Task statement
Repeat the data that follows, word for word, without the images.

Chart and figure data
··········
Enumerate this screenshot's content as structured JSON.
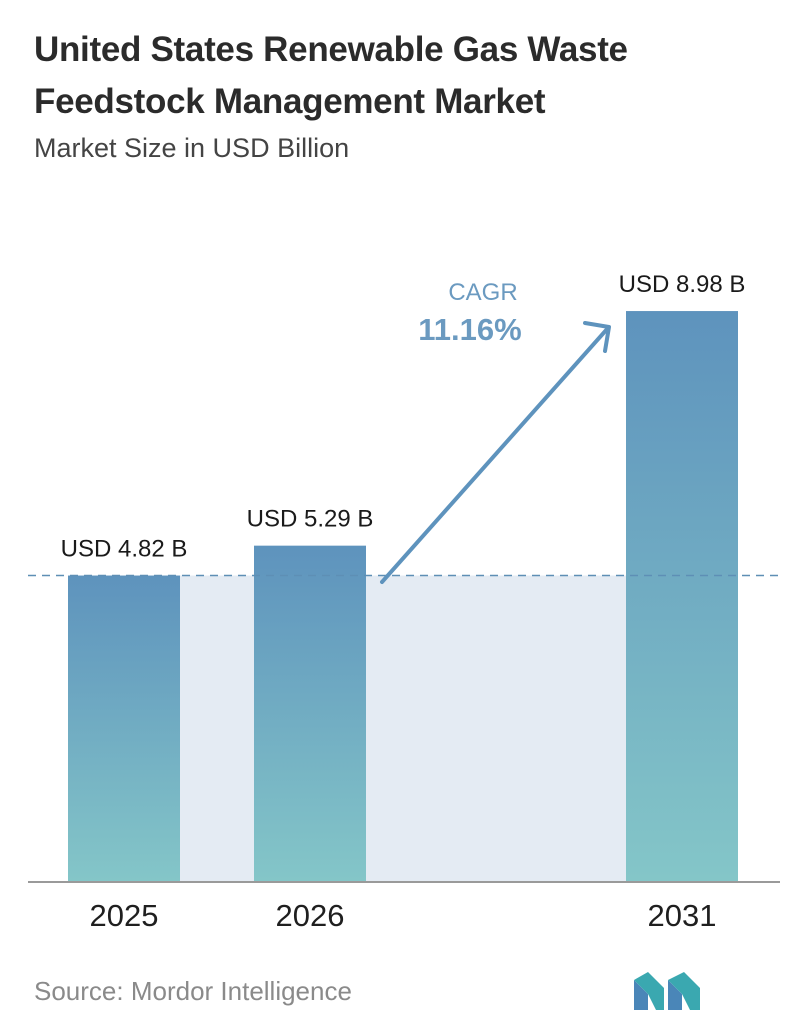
{
  "header": {
    "title": "United States Renewable Gas Waste Feedstock Management Market",
    "subtitle": "Market Size in USD Billion"
  },
  "footer": {
    "source": "Source:  Mordor Intelligence"
  },
  "cagr": {
    "label": "CAGR",
    "value": "11.16%"
  },
  "colors": {
    "bar_top": "#5e93bd",
    "bar_bottom": "#84c6c8",
    "band": "#e4ebf3",
    "cagr_text": "#6b9ac0",
    "arrow": "#5e93bd",
    "dashed_line": "#5e8fb5",
    "axis": "#9a9a9a"
  },
  "chart_data": {
    "type": "bar",
    "title": "United States Renewable Gas Waste Feedstock Management Market",
    "subtitle": "Market Size in USD Billion",
    "categories": [
      "2025",
      "2026",
      "2031"
    ],
    "values": [
      4.82,
      5.29,
      8.98
    ],
    "data_labels": [
      "USD 4.82 B",
      "USD 5.29 B",
      "USD 8.98 B"
    ],
    "ylim": [
      0,
      10
    ],
    "grid": false,
    "legend": "none"
  }
}
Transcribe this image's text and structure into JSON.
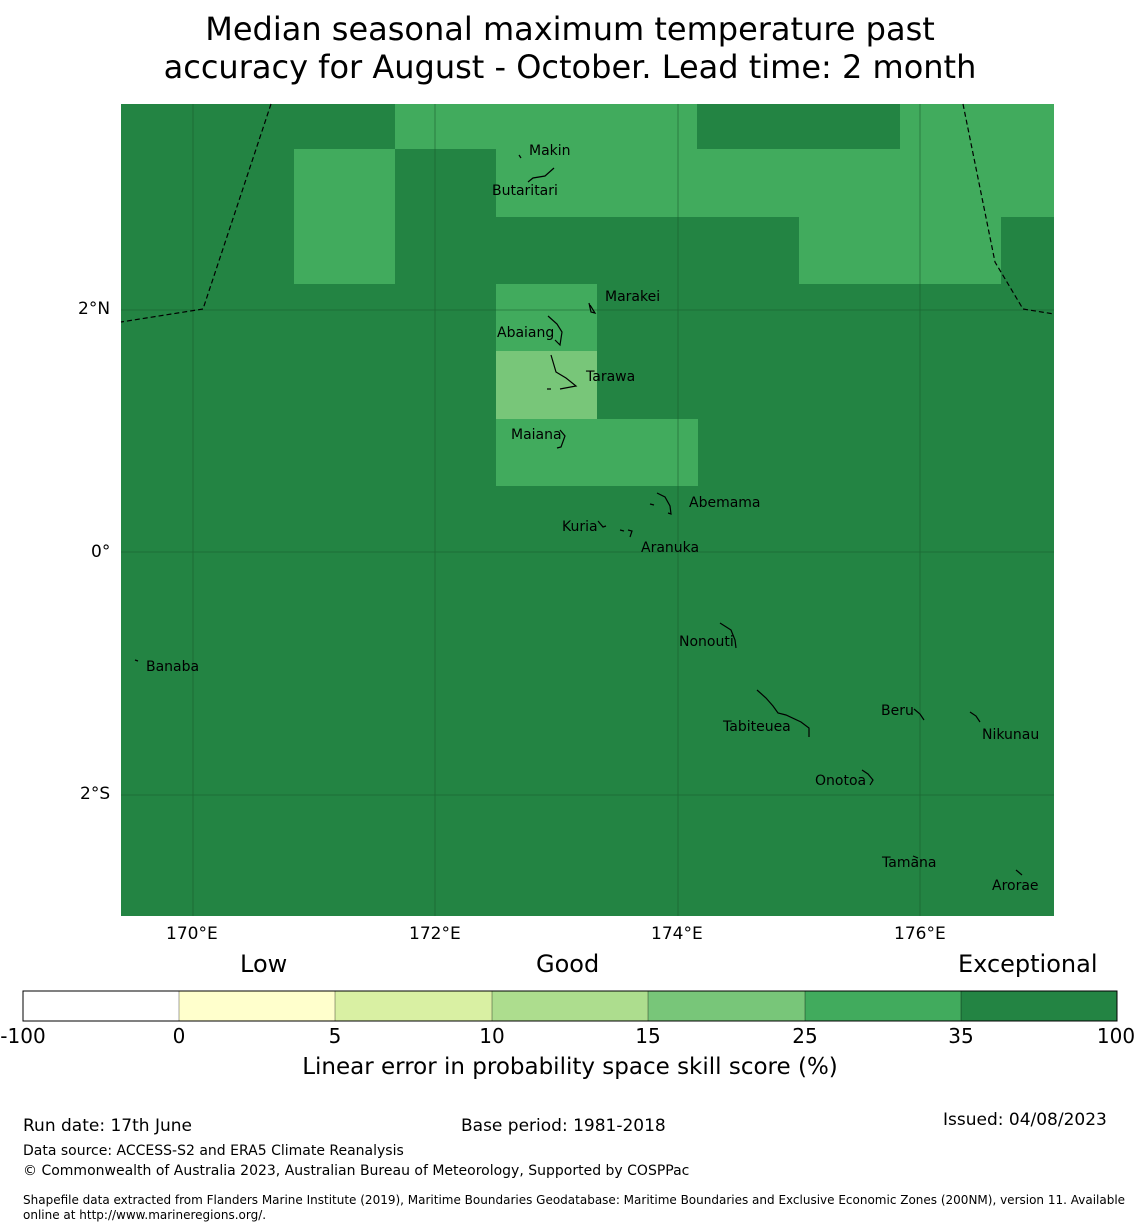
{
  "title_line1": "Median seasonal maximum temperature past",
  "title_line2": "accuracy for August - October. Lead time: 2 month",
  "map": {
    "x_ticks": [
      "170°E",
      "172°E",
      "174°E",
      "176°E"
    ],
    "y_ticks": [
      "2°N",
      "0°",
      "2°S"
    ],
    "places": [
      {
        "name": "Makin"
      },
      {
        "name": "Butaritari"
      },
      {
        "name": "Marakei"
      },
      {
        "name": "Abaiang"
      },
      {
        "name": "Tarawa"
      },
      {
        "name": "Maiana"
      },
      {
        "name": "Abemama"
      },
      {
        "name": "Kuria"
      },
      {
        "name": "Aranuka"
      },
      {
        "name": "Nonouti"
      },
      {
        "name": "Banaba"
      },
      {
        "name": "Beru"
      },
      {
        "name": "Tabiteuea"
      },
      {
        "name": "Nikunau"
      },
      {
        "name": "Onotoa"
      },
      {
        "name": "Tamana"
      },
      {
        "name": "Arorae"
      }
    ]
  },
  "colorbar": {
    "headers": [
      "Low",
      "Good",
      "Exceptional"
    ],
    "ticks": [
      "-100",
      "0",
      "5",
      "10",
      "15",
      "25",
      "35",
      "100"
    ],
    "colors": [
      "#ffffff",
      "#ffffcc",
      "#d9f0a3",
      "#addd8e",
      "#78c679",
      "#41ab5d",
      "#238443"
    ],
    "label": "Linear error in probability space skill score (%)"
  },
  "footer": {
    "run_date": "Run date: 17th June",
    "base_period": "Base period: 1981-2018",
    "issued": "Issued: 04/08/2023",
    "data_source": "Data source: ACCESS-S2 and ERA5 Climate Reanalysis",
    "copyright": "© Commonwealth of Australia 2023, Australian Bureau of Meteorology, Supported by COSPPac",
    "shapefile_line1": "Shapefile data extracted from Flanders Marine Institute (2019), Maritime Boundaries Geodatabase: Maritime Boundaries and Exclusive Economic Zones (200NM), version 11. Available",
    "shapefile_line2": "online at http://www.marineregions.org/."
  }
}
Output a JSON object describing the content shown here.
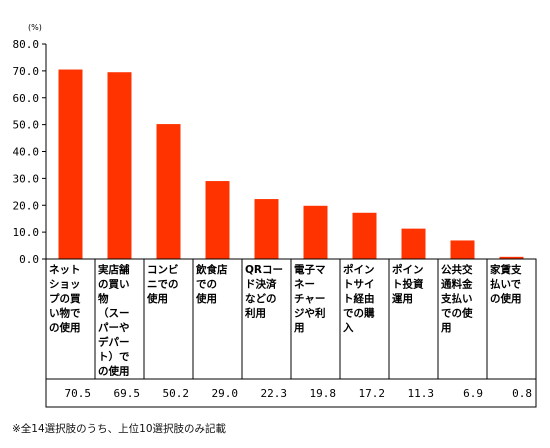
{
  "chart_data": {
    "type": "bar",
    "unit": "(%)",
    "ylim": [
      0,
      80
    ],
    "yticks": [
      "0.0",
      "10.0",
      "20.0",
      "30.0",
      "40.0",
      "50.0",
      "60.0",
      "70.0",
      "80.0"
    ],
    "categories": [
      [
        "ネット",
        "ショッ",
        "プの買",
        "い物で",
        "の使用"
      ],
      [
        "実店舗",
        "の買い",
        "物",
        "（スー",
        "パーや",
        "デパー",
        "ト）で",
        "の使用"
      ],
      [
        "コンビ",
        "ニでの",
        "使用"
      ],
      [
        "飲食店",
        "での",
        "使用"
      ],
      [
        "QRコー",
        "ド決済",
        "などの",
        "利用"
      ],
      [
        "電子マ",
        "ネー",
        "チャー",
        "ジや利",
        "用"
      ],
      [
        "ポイン",
        "トサイ",
        "ト経由",
        "での購",
        "入"
      ],
      [
        "ポイン",
        "ト投資",
        "運用"
      ],
      [
        "公共交",
        "通料金",
        "支払い",
        "での使",
        "用"
      ],
      [
        "家賃支",
        "払いで",
        "の使用"
      ]
    ],
    "values": [
      70.5,
      69.5,
      50.2,
      29.0,
      22.3,
      19.8,
      17.2,
      11.3,
      6.9,
      0.8
    ],
    "value_labels": [
      "70.5",
      "69.5",
      "50.2",
      "29.0",
      "22.3",
      "19.8",
      "17.2",
      "11.3",
      "6.9",
      "0.8"
    ],
    "bar_color": "#ff3300"
  },
  "footnote": "※全14選択肢のうち、上位10選択肢のみ記載"
}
··········
Task answer
Enumerate this screenshot's content as structured JSON.
{
  "header": {
    "title": "United States Renewable Gas Waste Feedstock Management Market",
    "subtitle": "Market Size in USD Billion"
  },
  "footer": {
    "source": "Source:  Mordor Intelligence"
  },
  "cagr": {
    "label": "CAGR",
    "value": "11.16%"
  },
  "colors": {
    "bar_top": "#5e93bd",
    "bar_bottom": "#84c6c8",
    "band": "#e4ebf3",
    "cagr_text": "#6b9ac0",
    "arrow": "#5e93bd",
    "dashed_line": "#5e8fb5",
    "axis": "#9a9a9a"
  },
  "chart_data": {
    "type": "bar",
    "title": "United States Renewable Gas Waste Feedstock Management Market",
    "subtitle": "Market Size in USD Billion",
    "categories": [
      "2025",
      "2026",
      "2031"
    ],
    "values": [
      4.82,
      5.29,
      8.98
    ],
    "data_labels": [
      "USD 4.82 B",
      "USD 5.29 B",
      "USD 8.98 B"
    ],
    "ylim": [
      0,
      10
    ],
    "grid": false,
    "legend": "none"
  }
}
Transcribe this image's text and structure into JSON.
{
  "title_line1": "Median seasonal maximum temperature past",
  "title_line2": "accuracy for August - October. Lead time: 2 month",
  "map": {
    "x_ticks": [
      "170°E",
      "172°E",
      "174°E",
      "176°E"
    ],
    "y_ticks": [
      "2°N",
      "0°",
      "2°S"
    ],
    "places": [
      {
        "name": "Makin"
      },
      {
        "name": "Butaritari"
      },
      {
        "name": "Marakei"
      },
      {
        "name": "Abaiang"
      },
      {
        "name": "Tarawa"
      },
      {
        "name": "Maiana"
      },
      {
        "name": "Abemama"
      },
      {
        "name": "Kuria"
      },
      {
        "name": "Aranuka"
      },
      {
        "name": "Nonouti"
      },
      {
        "name": "Banaba"
      },
      {
        "name": "Beru"
      },
      {
        "name": "Tabiteuea"
      },
      {
        "name": "Nikunau"
      },
      {
        "name": "Onotoa"
      },
      {
        "name": "Tamana"
      },
      {
        "name": "Arorae"
      }
    ]
  },
  "colorbar": {
    "headers": [
      "Low",
      "Good",
      "Exceptional"
    ],
    "ticks": [
      "-100",
      "0",
      "5",
      "10",
      "15",
      "25",
      "35",
      "100"
    ],
    "colors": [
      "#ffffff",
      "#ffffcc",
      "#d9f0a3",
      "#addd8e",
      "#78c679",
      "#41ab5d",
      "#238443"
    ],
    "label": "Linear error in probability space skill score (%)"
  },
  "footer": {
    "run_date": "Run date: 17th June",
    "base_period": "Base period: 1981-2018",
    "issued": "Issued: 04/08/2023",
    "data_source": "Data source: ACCESS-S2 and ERA5 Climate Reanalysis",
    "copyright": "© Commonwealth of Australia 2023, Australian Bureau of Meteorology, Supported by COSPPac",
    "shapefile_line1": "Shapefile data extracted from Flanders Marine Institute (2019), Maritime Boundaries Geodatabase: Maritime Boundaries and Exclusive Economic Zones (200NM), version 11. Available",
    "shapefile_line2": "online at http://www.marineregions.org/."
  }
}
Output a JSON object describing the content shown here.
{
  "chart_data": {
    "type": "bar",
    "unit": "(%)",
    "ylim": [
      0,
      80
    ],
    "yticks": [
      "0.0",
      "10.0",
      "20.0",
      "30.0",
      "40.0",
      "50.0",
      "60.0",
      "70.0",
      "80.0"
    ],
    "categories": [
      [
        "ネット",
        "ショッ",
        "プの買",
        "い物で",
        "の使用"
      ],
      [
        "実店舗",
        "の買い",
        "物",
        "（スー",
        "パーや",
        "デパー",
        "ト）で",
        "の使用"
      ],
      [
        "コンビ",
        "ニでの",
        "使用"
      ],
      [
        "飲食店",
        "での",
        "使用"
      ],
      [
        "QRコー",
        "ド決済",
        "などの",
        "利用"
      ],
      [
        "電子マ",
        "ネー",
        "チャー",
        "ジや利",
        "用"
      ],
      [
        "ポイン",
        "トサイ",
        "ト経由",
        "での購",
        "入"
      ],
      [
        "ポイン",
        "ト投資",
        "運用"
      ],
      [
        "公共交",
        "通料金",
        "支払い",
        "での使",
        "用"
      ],
      [
        "家賃支",
        "払いで",
        "の使用"
      ]
    ],
    "values": [
      70.5,
      69.5,
      50.2,
      29.0,
      22.3,
      19.8,
      17.2,
      11.3,
      6.9,
      0.8
    ],
    "value_labels": [
      "70.5",
      "69.5",
      "50.2",
      "29.0",
      "22.3",
      "19.8",
      "17.2",
      "11.3",
      "6.9",
      "0.8"
    ],
    "bar_color": "#ff3300"
  },
  "footnote": "※全14選択肢のうち、上位10選択肢のみ記載"
}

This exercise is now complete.